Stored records
§ §

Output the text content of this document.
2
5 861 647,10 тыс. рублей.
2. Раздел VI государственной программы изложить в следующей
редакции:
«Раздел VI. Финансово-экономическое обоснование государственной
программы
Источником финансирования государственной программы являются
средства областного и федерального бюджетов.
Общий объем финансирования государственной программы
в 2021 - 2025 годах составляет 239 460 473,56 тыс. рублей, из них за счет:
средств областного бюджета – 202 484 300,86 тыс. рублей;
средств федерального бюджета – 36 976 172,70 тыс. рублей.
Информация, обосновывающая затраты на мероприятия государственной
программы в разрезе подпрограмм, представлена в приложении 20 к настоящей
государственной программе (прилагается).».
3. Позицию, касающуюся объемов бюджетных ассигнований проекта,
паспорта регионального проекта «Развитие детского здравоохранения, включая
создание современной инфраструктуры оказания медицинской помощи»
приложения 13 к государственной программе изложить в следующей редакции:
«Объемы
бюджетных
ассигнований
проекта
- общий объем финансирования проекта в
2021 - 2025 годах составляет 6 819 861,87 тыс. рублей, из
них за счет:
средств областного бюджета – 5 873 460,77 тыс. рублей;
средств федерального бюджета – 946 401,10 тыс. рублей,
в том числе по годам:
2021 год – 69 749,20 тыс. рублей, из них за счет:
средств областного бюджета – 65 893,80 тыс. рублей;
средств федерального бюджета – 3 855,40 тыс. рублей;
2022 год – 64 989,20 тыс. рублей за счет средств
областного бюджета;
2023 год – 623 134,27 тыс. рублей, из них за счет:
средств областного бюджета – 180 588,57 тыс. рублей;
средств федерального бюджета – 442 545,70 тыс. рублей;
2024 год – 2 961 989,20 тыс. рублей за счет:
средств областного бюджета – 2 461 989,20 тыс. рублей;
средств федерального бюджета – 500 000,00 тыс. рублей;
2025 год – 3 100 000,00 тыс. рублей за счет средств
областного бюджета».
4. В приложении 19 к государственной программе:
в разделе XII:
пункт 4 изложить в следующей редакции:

§ §

WRITTEN EXERCISE: Show every line that contains the word "финансирования".

TASK RESULT:
Источником финансирования государственной программы являются
Общий объем финансирования государственной программы
- общий объем финансирования проекта в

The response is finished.